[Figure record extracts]
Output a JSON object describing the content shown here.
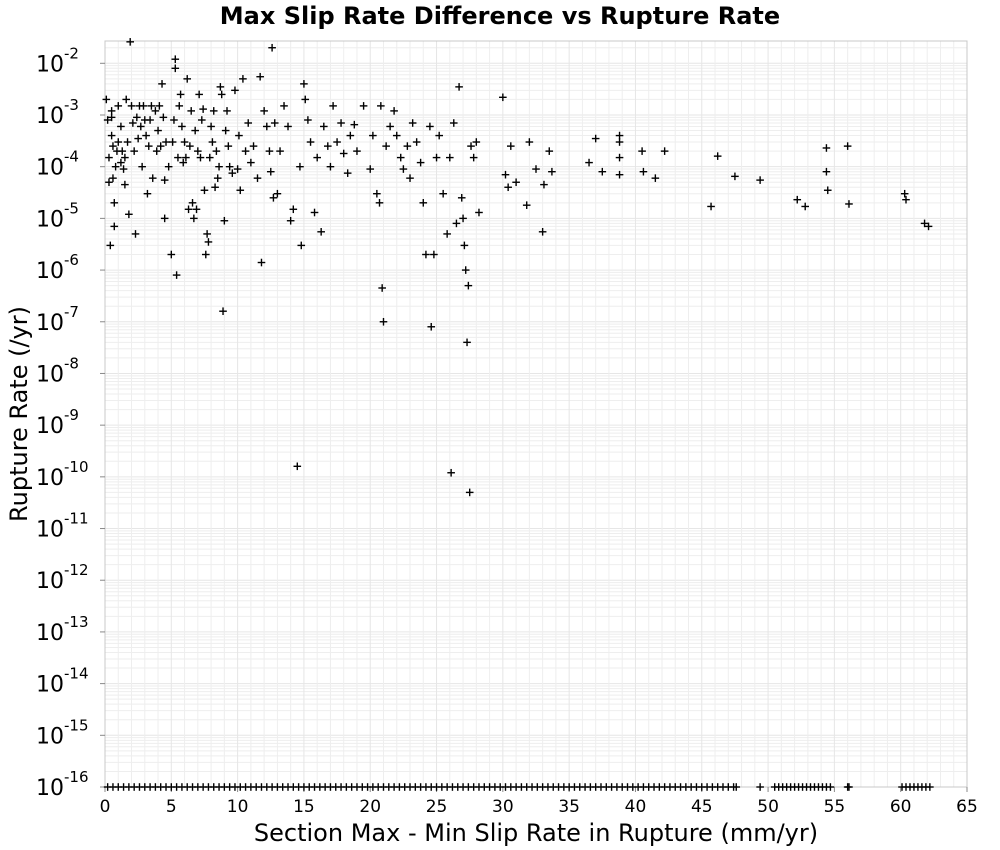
{
  "chart_data": {
    "type": "scatter",
    "title": "Max Slip Rate Difference vs Rupture Rate",
    "xlabel": "Section Max - Min Slip Rate in Rupture (mm/yr)",
    "ylabel": "Rupture Rate (/yr)",
    "xlim": [
      0,
      65
    ],
    "ylim": [
      1e-16,
      0.027
    ],
    "y_scale": "log",
    "grid": true,
    "legend": "none",
    "marker": "plus",
    "marker_color": "#000000",
    "x_ticks": [
      "0",
      "5",
      "10",
      "15",
      "20",
      "25",
      "30",
      "35",
      "40",
      "45",
      "50",
      "55",
      "60",
      "65"
    ],
    "y_ticks": [
      {
        "base": "10",
        "exp": "-16"
      },
      {
        "base": "10",
        "exp": "-15"
      },
      {
        "base": "10",
        "exp": "-14"
      },
      {
        "base": "10",
        "exp": "-13"
      },
      {
        "base": "10",
        "exp": "-12"
      },
      {
        "base": "10",
        "exp": "-11"
      },
      {
        "base": "10",
        "exp": "-10"
      },
      {
        "base": "10",
        "exp": "-9"
      },
      {
        "base": "10",
        "exp": "-8"
      },
      {
        "base": "10",
        "exp": "-7"
      },
      {
        "base": "10",
        "exp": "-6"
      },
      {
        "base": "10",
        "exp": "-5"
      },
      {
        "base": "10",
        "exp": "-4"
      },
      {
        "base": "10",
        "exp": "-3"
      },
      {
        "base": "10",
        "exp": "-2"
      }
    ],
    "points": [
      [
        0.1,
        0.002
      ],
      [
        0.2,
        0.0008
      ],
      [
        0.3,
        0.00015
      ],
      [
        0.3,
        5e-05
      ],
      [
        0.4,
        3e-06
      ],
      [
        0.5,
        0.0009
      ],
      [
        0.5,
        0.0012
      ],
      [
        0.5,
        0.0004
      ],
      [
        0.6,
        0.00025
      ],
      [
        0.6,
        6e-05
      ],
      [
        0.7,
        2e-05
      ],
      [
        0.7,
        7e-06
      ],
      [
        0.8,
        0.0001
      ],
      [
        0.9,
        0.0002
      ],
      [
        1.0,
        0.0003
      ],
      [
        1.0,
        0.0015
      ],
      [
        1.2,
        0.0006
      ],
      [
        1.2,
        0.00012
      ],
      [
        1.3,
        0.0002
      ],
      [
        1.4,
        9e-05
      ],
      [
        1.5,
        0.00015
      ],
      [
        1.5,
        4.5e-05
      ],
      [
        1.6,
        0.002
      ],
      [
        1.7,
        0.0003
      ],
      [
        1.8,
        1.2e-05
      ],
      [
        1.9,
        0.026
      ],
      [
        2.0,
        0.0015
      ],
      [
        2.1,
        0.0007
      ],
      [
        2.2,
        0.0002
      ],
      [
        2.3,
        5e-06
      ],
      [
        2.4,
        0.0009
      ],
      [
        2.5,
        0.00035
      ],
      [
        2.6,
        0.0015
      ],
      [
        2.7,
        0.0006
      ],
      [
        2.8,
        0.0001
      ],
      [
        2.9,
        0.0015
      ],
      [
        3.0,
        0.0008
      ],
      [
        3.1,
        0.0004
      ],
      [
        3.2,
        3e-05
      ],
      [
        3.3,
        0.00025
      ],
      [
        3.4,
        0.0008
      ],
      [
        3.5,
        0.0015
      ],
      [
        3.6,
        6e-05
      ],
      [
        3.8,
        0.0012
      ],
      [
        3.9,
        0.0002
      ],
      [
        4.0,
        0.0005
      ],
      [
        4.1,
        0.0015
      ],
      [
        4.2,
        0.00025
      ],
      [
        4.3,
        0.004
      ],
      [
        4.4,
        0.0009
      ],
      [
        4.5,
        1e-05
      ],
      [
        4.5,
        5.5e-05
      ],
      [
        4.6,
        0.0003
      ],
      [
        4.8,
        0.0001
      ],
      [
        5.0,
        2e-06
      ],
      [
        5.1,
        0.0003
      ],
      [
        5.2,
        0.0008
      ],
      [
        5.3,
        0.012
      ],
      [
        5.3,
        0.008
      ],
      [
        5.4,
        8e-07
      ],
      [
        5.5,
        0.00015
      ],
      [
        5.6,
        0.0015
      ],
      [
        5.7,
        0.0025
      ],
      [
        5.8,
        0.0006
      ],
      [
        5.9,
        0.00012
      ],
      [
        6.0,
        0.0003
      ],
      [
        6.1,
        0.00015
      ],
      [
        6.2,
        0.005
      ],
      [
        6.3,
        1.5e-05
      ],
      [
        6.4,
        0.00025
      ],
      [
        6.5,
        0.0012
      ],
      [
        6.6,
        2e-05
      ],
      [
        6.7,
        1e-05
      ],
      [
        6.8,
        0.0005
      ],
      [
        6.9,
        1.5e-05
      ],
      [
        7.0,
        0.0002
      ],
      [
        7.1,
        0.0025
      ],
      [
        7.2,
        0.00015
      ],
      [
        7.3,
        0.0008
      ],
      [
        7.4,
        0.0013
      ],
      [
        7.5,
        3.5e-05
      ],
      [
        7.6,
        2e-06
      ],
      [
        7.7,
        5e-06
      ],
      [
        7.8,
        3.5e-06
      ],
      [
        7.9,
        0.00015
      ],
      [
        8.0,
        0.0006
      ],
      [
        8.1,
        0.0003
      ],
      [
        8.2,
        0.0012
      ],
      [
        8.3,
        4e-05
      ],
      [
        8.4,
        0.0002
      ],
      [
        8.5,
        6e-05
      ],
      [
        8.6,
        0.0001
      ],
      [
        8.7,
        0.0035
      ],
      [
        8.8,
        0.0025
      ],
      [
        8.9,
        1.6e-07
      ],
      [
        9.0,
        9e-06
      ],
      [
        9.1,
        0.0005
      ],
      [
        9.2,
        0.0012
      ],
      [
        9.3,
        0.00025
      ],
      [
        9.4,
        0.0001
      ],
      [
        9.6,
        7.5e-05
      ],
      [
        9.8,
        0.003
      ],
      [
        10.0,
        9e-05
      ],
      [
        10.1,
        0.0004
      ],
      [
        10.2,
        3.5e-05
      ],
      [
        10.4,
        0.005
      ],
      [
        10.6,
        0.0002
      ],
      [
        10.8,
        0.0007
      ],
      [
        11.0,
        0.00012
      ],
      [
        11.2,
        0.00025
      ],
      [
        11.5,
        6e-05
      ],
      [
        11.7,
        0.0055
      ],
      [
        11.8,
        1.4e-06
      ],
      [
        12.0,
        0.0012
      ],
      [
        12.2,
        0.0006
      ],
      [
        12.4,
        0.0002
      ],
      [
        12.5,
        8e-05
      ],
      [
        12.6,
        0.02
      ],
      [
        12.7,
        2.5e-05
      ],
      [
        12.8,
        0.0007
      ],
      [
        13.0,
        3e-05
      ],
      [
        13.2,
        0.0002
      ],
      [
        13.5,
        0.0015
      ],
      [
        13.8,
        0.0006
      ],
      [
        14.0,
        9e-06
      ],
      [
        14.2,
        1.5e-05
      ],
      [
        14.5,
        1.6e-10
      ],
      [
        14.7,
        0.0001
      ],
      [
        14.8,
        3e-06
      ],
      [
        15.0,
        0.004
      ],
      [
        15.1,
        0.002
      ],
      [
        15.3,
        0.0008
      ],
      [
        15.5,
        0.0003
      ],
      [
        15.8,
        1.3e-05
      ],
      [
        16.0,
        0.00015
      ],
      [
        16.3,
        5.5e-06
      ],
      [
        16.5,
        0.0006
      ],
      [
        16.8,
        0.00025
      ],
      [
        17.0,
        0.0001
      ],
      [
        17.2,
        0.0015
      ],
      [
        17.5,
        0.0003
      ],
      [
        17.8,
        0.0007
      ],
      [
        18.0,
        0.00018
      ],
      [
        18.3,
        7.5e-05
      ],
      [
        18.5,
        0.0004
      ],
      [
        18.8,
        0.00065
      ],
      [
        19.0,
        0.0002
      ],
      [
        19.5,
        0.0015
      ],
      [
        20.0,
        9e-05
      ],
      [
        20.2,
        0.0004
      ],
      [
        20.5,
        3e-05
      ],
      [
        20.7,
        2e-05
      ],
      [
        20.8,
        0.0015
      ],
      [
        20.9,
        4.5e-07
      ],
      [
        21.0,
        1e-07
      ],
      [
        21.2,
        0.00025
      ],
      [
        21.5,
        0.0006
      ],
      [
        21.8,
        0.0012
      ],
      [
        22.0,
        0.0004
      ],
      [
        22.3,
        0.00015
      ],
      [
        22.5,
        9e-05
      ],
      [
        22.8,
        0.00025
      ],
      [
        23.0,
        6e-05
      ],
      [
        23.2,
        0.0007
      ],
      [
        23.5,
        0.0003
      ],
      [
        23.8,
        0.00012
      ],
      [
        24.0,
        2e-05
      ],
      [
        24.2,
        2e-06
      ],
      [
        24.5,
        0.0006
      ],
      [
        24.6,
        8e-08
      ],
      [
        24.8,
        2e-06
      ],
      [
        25.0,
        0.00015
      ],
      [
        25.2,
        0.0004
      ],
      [
        25.5,
        3e-05
      ],
      [
        25.8,
        5e-06
      ],
      [
        26.0,
        0.00015
      ],
      [
        26.1,
        1.2e-10
      ],
      [
        26.3,
        0.0007
      ],
      [
        26.5,
        8e-06
      ],
      [
        26.7,
        0.0035
      ],
      [
        26.9,
        2.5e-05
      ],
      [
        27.0,
        1e-05
      ],
      [
        27.1,
        3e-06
      ],
      [
        27.2,
        1e-06
      ],
      [
        27.3,
        4e-08
      ],
      [
        27.4,
        5e-07
      ],
      [
        27.5,
        5e-11
      ],
      [
        27.6,
        0.00025
      ],
      [
        27.8,
        0.00015
      ],
      [
        28.0,
        0.0003
      ],
      [
        28.2,
        1.3e-05
      ],
      [
        30.0,
        0.0022
      ],
      [
        30.2,
        7e-05
      ],
      [
        30.4,
        4e-05
      ],
      [
        30.6,
        0.00025
      ],
      [
        31.0,
        5e-05
      ],
      [
        31.8,
        1.8e-05
      ],
      [
        32.0,
        0.0003
      ],
      [
        32.5,
        9e-05
      ],
      [
        33.0,
        5.5e-06
      ],
      [
        33.1,
        4.5e-05
      ],
      [
        33.5,
        0.0002
      ],
      [
        33.7,
        8e-05
      ],
      [
        36.5,
        0.00012
      ],
      [
        37.0,
        0.00035
      ],
      [
        37.5,
        8e-05
      ],
      [
        38.8,
        0.0003
      ],
      [
        38.8,
        0.00015
      ],
      [
        38.8,
        7e-05
      ],
      [
        38.8,
        0.0004
      ],
      [
        40.5,
        0.0002
      ],
      [
        40.6,
        8e-05
      ],
      [
        41.5,
        6e-05
      ],
      [
        42.2,
        0.0002
      ],
      [
        45.7,
        1.7e-05
      ],
      [
        46.2,
        0.00016
      ],
      [
        47.5,
        6.5e-05
      ],
      [
        49.4,
        5.5e-05
      ],
      [
        52.2,
        2.3e-05
      ],
      [
        52.8,
        1.7e-05
      ],
      [
        54.4,
        0.00023
      ],
      [
        54.4,
        8e-05
      ],
      [
        54.5,
        3.5e-05
      ],
      [
        56.0,
        0.00025
      ],
      [
        56.1,
        1.9e-05
      ],
      [
        60.3,
        3e-05
      ],
      [
        60.4,
        2.3e-05
      ],
      [
        61.8,
        8e-06
      ],
      [
        62.1,
        7e-06
      ]
    ],
    "floor_points_x": [
      0.2,
      0.6,
      1.0,
      1.4,
      1.8,
      2.2,
      2.6,
      3.0,
      3.4,
      3.8,
      4.2,
      4.6,
      5.0,
      5.4,
      5.8,
      6.2,
      6.6,
      7.0,
      7.4,
      7.8,
      8.2,
      8.6,
      9.0,
      9.4,
      9.8,
      10.2,
      10.6,
      11.0,
      11.4,
      11.8,
      12.2,
      12.6,
      13.0,
      13.4,
      13.8,
      14.2,
      14.6,
      15.0,
      15.4,
      15.8,
      16.2,
      16.6,
      17.0,
      17.4,
      17.8,
      18.2,
      18.6,
      19.0,
      19.4,
      19.8,
      20.2,
      20.6,
      21.0,
      21.4,
      21.8,
      22.2,
      22.6,
      23.0,
      23.4,
      23.8,
      24.2,
      24.6,
      25.0,
      25.4,
      25.8,
      26.2,
      26.6,
      27.0,
      27.4,
      27.8,
      28.2,
      28.6,
      29.0,
      29.4,
      29.8,
      30.2,
      30.6,
      31.0,
      31.4,
      31.8,
      32.2,
      32.6,
      33.0,
      33.4,
      33.8,
      34.2,
      34.6,
      35.0,
      35.4,
      35.8,
      36.2,
      36.6,
      37.0,
      37.4,
      37.8,
      38.2,
      38.6,
      39.0,
      39.4,
      39.8,
      40.2,
      40.6,
      41.0,
      41.4,
      41.8,
      42.2,
      42.6,
      43.0,
      43.4,
      43.8,
      44.2,
      44.6,
      45.0,
      45.4,
      45.8,
      46.2,
      46.6,
      47.0,
      47.4,
      47.6,
      49.4,
      50.5,
      50.8,
      51.1,
      51.4,
      51.7,
      52.0,
      52.3,
      52.6,
      52.9,
      53.2,
      53.5,
      53.8,
      54.1,
      54.4,
      54.7,
      56.0,
      56.1,
      60.1,
      60.4,
      60.7,
      61.0,
      61.3,
      61.6,
      61.9,
      62.2
    ]
  }
}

(TO DO): Look through the material above and pick out each line holding the word "Rupture".

(COMPLETE RESPONSE):
    "title": "Max Slip Rate Difference vs Rupture Rate",
    "xlabel": "Section Max - Min Slip Rate in Rupture (mm/yr)",
    "ylabel": "Rupture Rate (/yr)",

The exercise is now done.